## YOUR INSTRUCTIONS
Copy each line below in which the word "REMIND" occurs.

-- START DATA SUPPLIED --

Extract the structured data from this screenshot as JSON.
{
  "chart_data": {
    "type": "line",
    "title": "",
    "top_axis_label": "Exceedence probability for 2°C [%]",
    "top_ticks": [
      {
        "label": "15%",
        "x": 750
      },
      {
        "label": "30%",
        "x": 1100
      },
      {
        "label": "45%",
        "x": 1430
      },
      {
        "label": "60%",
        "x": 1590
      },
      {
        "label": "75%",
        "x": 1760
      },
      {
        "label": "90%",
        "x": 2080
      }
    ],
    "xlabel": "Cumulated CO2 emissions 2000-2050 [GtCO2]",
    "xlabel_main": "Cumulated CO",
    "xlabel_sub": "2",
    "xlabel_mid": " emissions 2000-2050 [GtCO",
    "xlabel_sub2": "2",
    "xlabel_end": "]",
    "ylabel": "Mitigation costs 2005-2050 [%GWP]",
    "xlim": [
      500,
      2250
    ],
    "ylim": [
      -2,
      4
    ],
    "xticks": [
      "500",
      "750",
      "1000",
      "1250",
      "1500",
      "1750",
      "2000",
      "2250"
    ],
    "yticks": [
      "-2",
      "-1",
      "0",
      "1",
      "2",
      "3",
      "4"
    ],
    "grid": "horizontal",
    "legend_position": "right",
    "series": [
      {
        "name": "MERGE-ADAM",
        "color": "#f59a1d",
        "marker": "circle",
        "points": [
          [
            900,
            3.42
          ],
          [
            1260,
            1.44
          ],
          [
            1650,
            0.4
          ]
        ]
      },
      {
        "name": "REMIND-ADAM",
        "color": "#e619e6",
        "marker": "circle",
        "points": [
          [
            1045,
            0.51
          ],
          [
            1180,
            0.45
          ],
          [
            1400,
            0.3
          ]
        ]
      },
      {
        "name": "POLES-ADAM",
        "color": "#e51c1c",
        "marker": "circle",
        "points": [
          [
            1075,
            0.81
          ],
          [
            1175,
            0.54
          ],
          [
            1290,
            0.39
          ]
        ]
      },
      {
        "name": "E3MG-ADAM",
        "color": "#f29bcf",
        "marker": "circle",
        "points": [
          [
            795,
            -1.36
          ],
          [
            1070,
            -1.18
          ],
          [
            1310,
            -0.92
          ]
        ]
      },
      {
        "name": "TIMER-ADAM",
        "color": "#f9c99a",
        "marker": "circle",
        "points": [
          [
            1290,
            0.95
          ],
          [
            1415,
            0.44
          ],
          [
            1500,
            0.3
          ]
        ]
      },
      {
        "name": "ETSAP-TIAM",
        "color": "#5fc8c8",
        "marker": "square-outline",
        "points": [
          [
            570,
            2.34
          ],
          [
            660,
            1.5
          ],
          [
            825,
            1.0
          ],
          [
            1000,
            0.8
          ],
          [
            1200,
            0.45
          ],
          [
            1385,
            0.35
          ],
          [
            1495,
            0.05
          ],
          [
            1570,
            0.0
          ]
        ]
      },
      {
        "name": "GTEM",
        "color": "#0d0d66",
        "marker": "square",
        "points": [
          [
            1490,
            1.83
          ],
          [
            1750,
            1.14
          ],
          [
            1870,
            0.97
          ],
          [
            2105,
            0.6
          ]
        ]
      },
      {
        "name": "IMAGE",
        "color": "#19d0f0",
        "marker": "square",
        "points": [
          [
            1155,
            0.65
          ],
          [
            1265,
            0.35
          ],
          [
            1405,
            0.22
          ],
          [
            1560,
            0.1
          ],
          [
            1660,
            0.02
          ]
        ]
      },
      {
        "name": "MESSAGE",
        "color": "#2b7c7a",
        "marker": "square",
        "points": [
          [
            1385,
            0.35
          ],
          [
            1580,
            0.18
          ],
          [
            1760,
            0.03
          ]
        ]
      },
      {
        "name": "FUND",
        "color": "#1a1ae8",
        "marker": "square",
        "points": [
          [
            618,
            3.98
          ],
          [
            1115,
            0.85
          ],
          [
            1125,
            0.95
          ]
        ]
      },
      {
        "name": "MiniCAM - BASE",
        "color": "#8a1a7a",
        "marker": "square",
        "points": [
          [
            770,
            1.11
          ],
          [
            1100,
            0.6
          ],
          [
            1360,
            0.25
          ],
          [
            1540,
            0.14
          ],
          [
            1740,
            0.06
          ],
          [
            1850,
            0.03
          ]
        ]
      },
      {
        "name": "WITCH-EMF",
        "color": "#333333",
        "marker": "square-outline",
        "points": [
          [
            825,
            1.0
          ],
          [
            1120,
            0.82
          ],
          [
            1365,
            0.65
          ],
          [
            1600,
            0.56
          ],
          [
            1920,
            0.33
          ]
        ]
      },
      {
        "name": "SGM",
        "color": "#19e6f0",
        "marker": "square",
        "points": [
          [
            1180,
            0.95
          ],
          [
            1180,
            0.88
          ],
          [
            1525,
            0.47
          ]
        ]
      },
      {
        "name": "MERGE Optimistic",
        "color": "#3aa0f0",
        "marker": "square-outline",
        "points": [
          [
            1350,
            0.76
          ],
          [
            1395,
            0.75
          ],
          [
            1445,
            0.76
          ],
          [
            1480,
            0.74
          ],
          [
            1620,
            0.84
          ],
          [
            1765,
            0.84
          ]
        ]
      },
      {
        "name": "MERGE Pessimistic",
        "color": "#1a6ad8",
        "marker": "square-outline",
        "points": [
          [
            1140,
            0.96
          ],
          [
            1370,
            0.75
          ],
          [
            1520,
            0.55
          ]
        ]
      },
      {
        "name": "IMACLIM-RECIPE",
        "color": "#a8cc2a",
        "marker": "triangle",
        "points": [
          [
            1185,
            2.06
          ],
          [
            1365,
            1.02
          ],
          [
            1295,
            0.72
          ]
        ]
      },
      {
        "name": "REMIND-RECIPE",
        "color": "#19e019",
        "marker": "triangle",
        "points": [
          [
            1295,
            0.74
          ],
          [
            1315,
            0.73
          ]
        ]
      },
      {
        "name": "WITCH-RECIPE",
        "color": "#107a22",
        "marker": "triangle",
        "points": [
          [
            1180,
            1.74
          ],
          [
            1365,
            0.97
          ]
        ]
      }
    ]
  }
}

-- END DATA SUPPLIED --
-- START DATA SUPPLIED --

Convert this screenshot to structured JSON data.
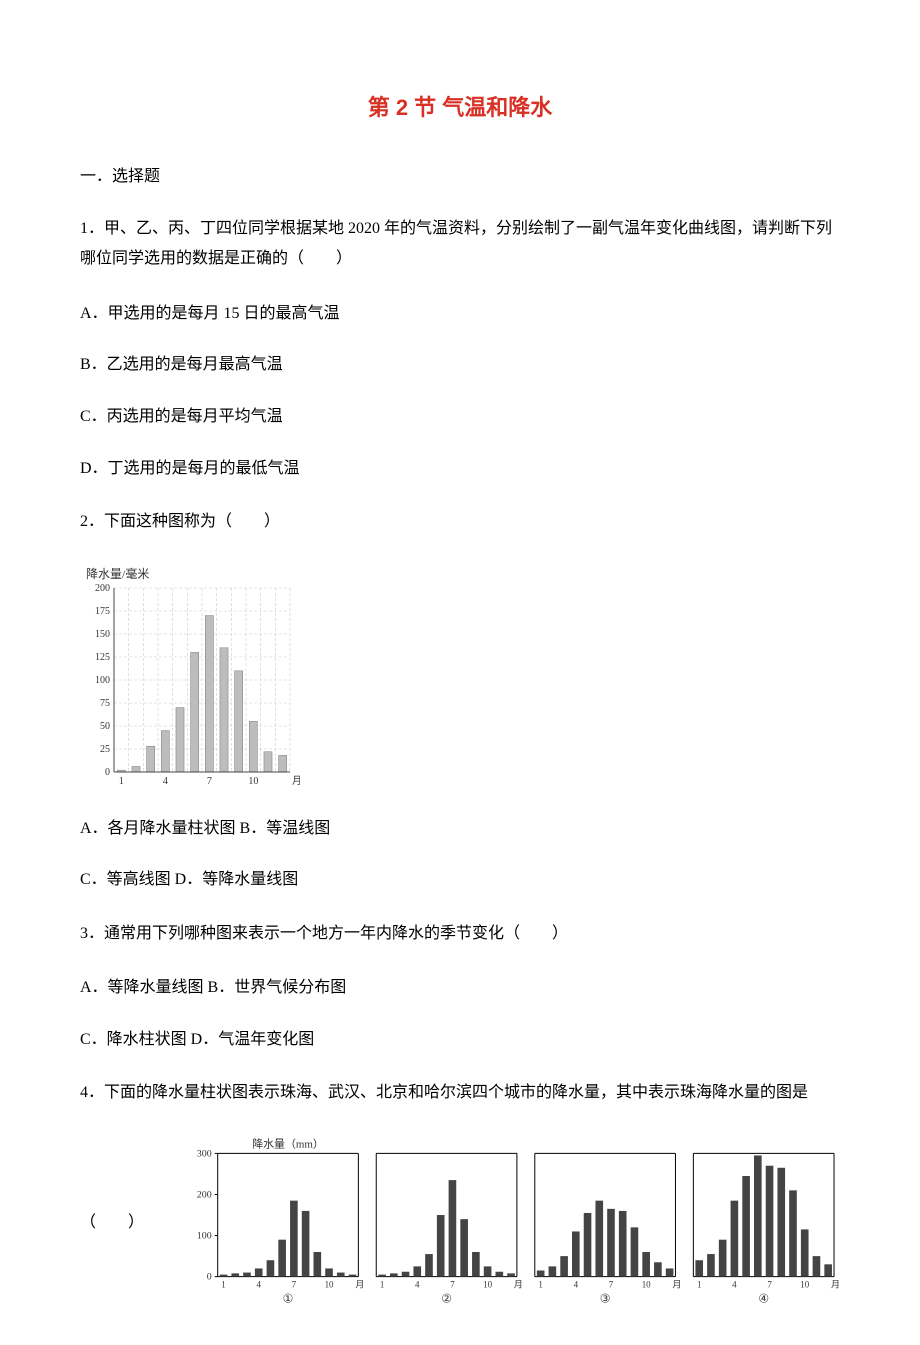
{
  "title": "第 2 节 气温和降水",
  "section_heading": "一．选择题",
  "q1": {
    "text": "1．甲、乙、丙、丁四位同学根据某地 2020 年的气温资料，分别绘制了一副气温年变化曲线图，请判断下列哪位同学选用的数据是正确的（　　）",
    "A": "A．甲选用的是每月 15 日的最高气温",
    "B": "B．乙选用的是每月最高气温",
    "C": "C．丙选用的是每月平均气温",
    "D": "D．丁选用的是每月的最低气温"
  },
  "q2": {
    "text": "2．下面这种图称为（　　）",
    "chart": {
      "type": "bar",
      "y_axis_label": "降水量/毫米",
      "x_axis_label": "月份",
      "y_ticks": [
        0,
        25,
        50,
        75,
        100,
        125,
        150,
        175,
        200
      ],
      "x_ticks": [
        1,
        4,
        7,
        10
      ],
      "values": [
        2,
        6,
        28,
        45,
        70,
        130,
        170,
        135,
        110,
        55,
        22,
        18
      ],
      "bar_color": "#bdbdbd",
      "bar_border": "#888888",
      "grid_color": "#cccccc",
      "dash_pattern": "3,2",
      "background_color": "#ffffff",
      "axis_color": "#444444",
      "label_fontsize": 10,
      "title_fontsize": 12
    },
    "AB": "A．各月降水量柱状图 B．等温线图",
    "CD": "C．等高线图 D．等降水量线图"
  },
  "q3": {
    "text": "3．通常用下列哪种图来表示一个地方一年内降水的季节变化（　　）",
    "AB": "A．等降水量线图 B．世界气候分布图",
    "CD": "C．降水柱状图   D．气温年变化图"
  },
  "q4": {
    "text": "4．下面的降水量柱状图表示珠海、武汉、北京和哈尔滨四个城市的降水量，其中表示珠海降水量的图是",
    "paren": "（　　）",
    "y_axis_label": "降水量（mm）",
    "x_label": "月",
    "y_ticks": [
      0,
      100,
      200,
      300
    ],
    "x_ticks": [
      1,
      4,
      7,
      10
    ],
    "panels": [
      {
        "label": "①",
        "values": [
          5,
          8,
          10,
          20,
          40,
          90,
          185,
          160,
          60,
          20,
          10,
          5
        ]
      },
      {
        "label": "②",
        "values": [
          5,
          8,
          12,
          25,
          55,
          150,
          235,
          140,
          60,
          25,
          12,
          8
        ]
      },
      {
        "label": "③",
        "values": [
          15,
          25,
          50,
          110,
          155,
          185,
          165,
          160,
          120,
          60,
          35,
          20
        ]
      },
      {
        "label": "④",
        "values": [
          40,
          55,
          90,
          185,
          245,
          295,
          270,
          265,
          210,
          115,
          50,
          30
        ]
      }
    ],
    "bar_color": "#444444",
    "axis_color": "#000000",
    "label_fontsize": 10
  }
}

-- END DATA SUPPLIED --

## RESULT OF THIS TASK
        "name": "REMIND-ADAM",
        "name": "REMIND-RECIPE",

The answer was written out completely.